# MATERIAL FOR THIS TASK:
* * * * * * *
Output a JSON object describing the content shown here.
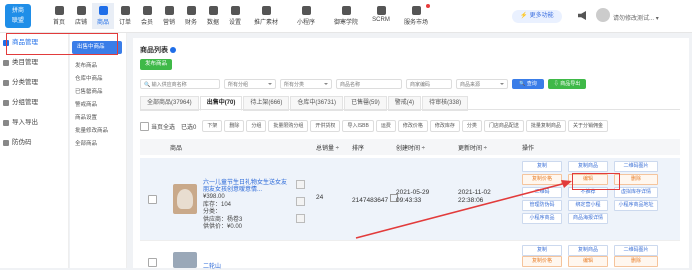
{
  "logo": {
    "line1": "拼商",
    "line2": "联盟"
  },
  "nav": [
    {
      "label": "首页",
      "icon": "home-icon"
    },
    {
      "label": "店铺",
      "icon": "store-icon"
    },
    {
      "label": "商品",
      "icon": "goods-icon",
      "active": true
    },
    {
      "label": "订单",
      "icon": "order-icon"
    },
    {
      "label": "会员",
      "icon": "member-icon"
    },
    {
      "label": "营销",
      "icon": "marketing-icon"
    },
    {
      "label": "财务",
      "icon": "finance-icon"
    },
    {
      "label": "数据",
      "icon": "chart-icon"
    },
    {
      "label": "设置",
      "icon": "settings-icon"
    },
    {
      "label": "推广素材",
      "icon": "share-icon"
    },
    {
      "label": "小程序",
      "icon": "miniprogram-icon"
    },
    {
      "label": "御寒学院",
      "icon": "school-icon"
    },
    {
      "label": "SCRM",
      "icon": "scrm-icon"
    },
    {
      "label": "服务市场",
      "icon": "market-icon"
    }
  ],
  "header": {
    "upgrade": "更多功能",
    "username": "请勿修改测试..."
  },
  "sidebar_primary": [
    {
      "label": "商品管理",
      "active": true
    },
    {
      "label": "类目管理"
    },
    {
      "label": "分类管理"
    },
    {
      "label": "分组管理"
    },
    {
      "label": "导入导出"
    },
    {
      "label": "防伪码"
    }
  ],
  "sidebar_secondary": [
    {
      "label": "出售中商品",
      "active": true
    },
    {
      "label": "发布商品"
    },
    {
      "label": "仓库中商品"
    },
    {
      "label": "已售罄商品"
    },
    {
      "label": "警戒商品"
    },
    {
      "label": "商品设置"
    },
    {
      "label": "批量修改商品"
    },
    {
      "label": "全部商品"
    }
  ],
  "page": {
    "title": "商品列表",
    "publish": "发布商品"
  },
  "filters": {
    "search_placeholder": "输入供应商名称",
    "group1": "所有分组",
    "group2": "所有分类",
    "name_placeholder": "商品名称",
    "code_placeholder": "商家编码",
    "source": "商品来源",
    "search_btn": "查询",
    "export_btn": "商品导出"
  },
  "tabs": [
    {
      "label": "全部商品(37964)"
    },
    {
      "label": "出售中(70)",
      "active": true
    },
    {
      "label": "待上架(666)"
    },
    {
      "label": "仓库中(36731)"
    },
    {
      "label": "已售罄(59)"
    },
    {
      "label": "警戒(4)"
    },
    {
      "label": "待审核(338)"
    }
  ],
  "bulk": {
    "select_page": "当页全选",
    "selected": "已选0",
    "actions": [
      "下架",
      "删除",
      "分组",
      "批量限购分组",
      "开供货权",
      "导入ISBB",
      "运费",
      "修改价格",
      "修改库存",
      "分类",
      "门店商品配送",
      "批量复制商品",
      "关于分销佣金"
    ]
  },
  "columns": {
    "goods": "商品",
    "total_sales": "总销量 ÷",
    "sort": "排序",
    "created": "创建时间 ÷",
    "updated": "更新时间 ÷",
    "ops": "操作"
  },
  "rows": [
    {
      "title": "六一儿童节生日礼物女生送女友朋友女孩创意嗳意情...",
      "price": "¥398.00",
      "stock": "库存：104",
      "category": "分类：",
      "supplier": "供应商：杨卷3",
      "supply_price": "供供价：¥0.00",
      "sales": "24",
      "sort": "2147483647",
      "created_date": "2021-05-29",
      "created_time": "09:43:33",
      "updated_date": "2021-11-02",
      "updated_time": "22:38:06",
      "ops": [
        {
          "label": "复制",
          "style": "blue"
        },
        {
          "label": "复制商品",
          "style": "blue"
        },
        {
          "label": "二维码图片",
          "style": "blue"
        },
        {
          "label": "复制价格",
          "style": "orange"
        },
        {
          "label": "编辑",
          "style": "orange"
        },
        {
          "label": "删除",
          "style": "orange"
        },
        {
          "label": "二维码",
          "style": "blue"
        },
        {
          "label": "不推荐",
          "style": "blue"
        },
        {
          "label": "虚拟库存详情",
          "style": "blue"
        },
        {
          "label": "管理防伪码",
          "style": "blue"
        },
        {
          "label": "绑定营小程",
          "style": "blue"
        },
        {
          "label": "小程序商品地址",
          "style": "blue"
        },
        {
          "label": "小程序商品",
          "style": "blue"
        },
        {
          "label": "商品海报详情",
          "style": "blue"
        }
      ]
    },
    {
      "title": "二轮山",
      "ops": [
        {
          "label": "复制",
          "style": "blue"
        },
        {
          "label": "复制商品",
          "style": "blue"
        },
        {
          "label": "二维码图片",
          "style": "blue"
        },
        {
          "label": "复制价格",
          "style": "orange"
        },
        {
          "label": "编辑",
          "style": "orange"
        },
        {
          "label": "删除",
          "style": "orange"
        }
      ]
    }
  ]
}
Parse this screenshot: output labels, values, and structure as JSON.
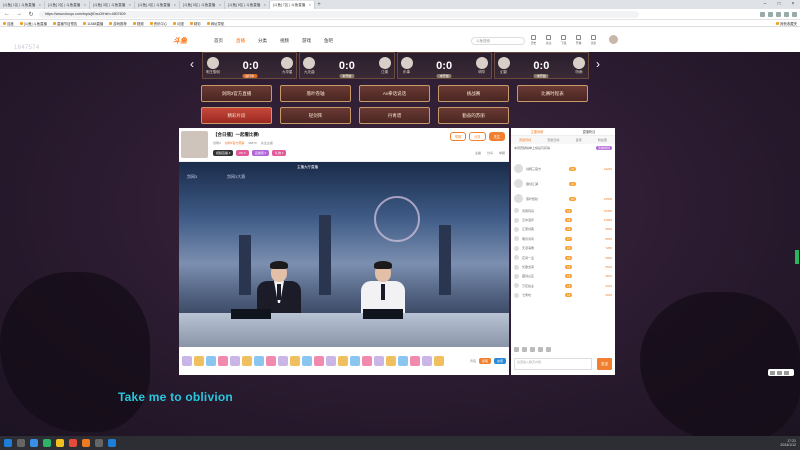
{
  "browser": {
    "tabs": [
      "[斗鱼] 1区 | 斗鱼直播",
      "[斗鱼] 2区 | 斗鱼直播",
      "[斗鱼] 3区 | 斗鱼直播",
      "[斗鱼] 4区 | 斗鱼直播",
      "[斗鱼] 5区 | 斗鱼直播",
      "[斗鱼] 6区 | 斗鱼直播",
      "[斗鱼] 7区 | 斗鱼直播"
    ],
    "active_tab": 6,
    "url": "https://www.douyu.com/topic/jiDxuOlHzh=4807609",
    "bookmarks": [
      "百度",
      "[斗鱼] 斗鱼直播",
      "直播节目预告",
      "11688直播",
      "游戏推荐",
      "视频",
      "资讯中心",
      "动漫",
      "精彩",
      "网址导航"
    ],
    "bookmarks_right": "其他收藏夹"
  },
  "site": {
    "logo": "斗鱼",
    "nav": [
      "首页",
      "直播",
      "分类",
      "视频",
      "游戏",
      "鱼吧"
    ],
    "nav_active": 1,
    "search_placeholder": "斗鱼搜索",
    "header_icons": [
      "历史",
      "关注",
      "下载",
      "开播",
      "消息"
    ],
    "side_counter": "1647574"
  },
  "matches": [
    {
      "team_a": "明王御剑",
      "team_b": "九华星",
      "score": "0:0",
      "tag": "进行中"
    },
    {
      "team_a": "九天曲",
      "team_b": "江湖",
      "score": "0:0",
      "tag": "未开始"
    },
    {
      "team_a": "乐事",
      "team_b": "明华",
      "score": "0:0",
      "tag": "未开始"
    },
    {
      "team_a": "幻影",
      "team_b": "听雨",
      "score": "0:0",
      "tag": "未开始"
    }
  ],
  "grid_buttons": [
    "剑网3官方直播",
    "落叶卷轴",
    "As拳话说话",
    "挑战赛",
    "比赛时程表",
    "精彩片段",
    "轻剑阵",
    "丹青谱",
    "勤奋的苏丽",
    ""
  ],
  "room": {
    "title": "【合日播】一起看比赛!",
    "meta": [
      "剑网3",
      "剑网3官方赛事",
      "98876",
      "关注主播"
    ],
    "badges": [
      "视频直播 ▾",
      "PK ▾",
      "直播吧 ▾",
      "礼物 ▾"
    ],
    "follow": "关注",
    "report": "举报",
    "share": "分享",
    "links": [
      "主播",
      "分享",
      "举报"
    ],
    "video_banner": "主播大厅直播",
    "video_logo_a": "剑网3",
    "video_logo_b": "剑网3大赛",
    "gift_actions": [
      "投喂",
      "背包",
      "充值"
    ]
  },
  "chat": {
    "tabs": [
      "主播贡献",
      "直播粉丝"
    ],
    "sub_tabs": [
      "贡献周榜",
      "贡献日榜",
      "贵宾",
      "粉丝团"
    ],
    "notice": "本周贡献榜单上榜后可获得",
    "notice_badge": "查看规则",
    "ranks": [
      {
        "name": "剑网三官方",
        "level": "23",
        "value": "19266"
      },
      {
        "name": "御剑江湖",
        "level": "21",
        "value": ""
      },
      {
        "name": "落叶知秋",
        "level": "20",
        "value": "16508"
      },
      {
        "name": "风雨同舟",
        "level": "19",
        "value": "15390"
      },
      {
        "name": "云中漫步",
        "level": "18",
        "value": "12895"
      },
      {
        "name": "江南剑客",
        "level": "18",
        "value": "9830"
      },
      {
        "name": "明月清风",
        "level": "17",
        "value": "8650"
      },
      {
        "name": "天涯海角",
        "level": "16",
        "value": "7280"
      },
      {
        "name": "花间一壶",
        "level": "16",
        "value": "6890"
      },
      {
        "name": "长歌当哭",
        "level": "15",
        "value": "5540"
      },
      {
        "name": "藏剑山庄",
        "level": "14",
        "value": "4870"
      },
      {
        "name": "万花谷主",
        "level": "14",
        "value": "4315"
      },
      {
        "name": "七秀坊",
        "level": "13",
        "value": "3920"
      }
    ],
    "input_placeholder": "这里输入聊天内容",
    "send_label": "发送"
  },
  "subtitle": "Take me to oblivion",
  "taskbar_clock": [
    "17:21",
    "2024/1/12"
  ],
  "colors": {
    "brand": "#ff6a00",
    "subtitle": "#27c7e0",
    "page_bg": "#2a1a2e"
  }
}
* * * * * * *
# EXERCISE PROMPT:
For the material, find the number of lines holding the word "subtitle" and give that figure and nothing more.

# TASK OUTPUT:
2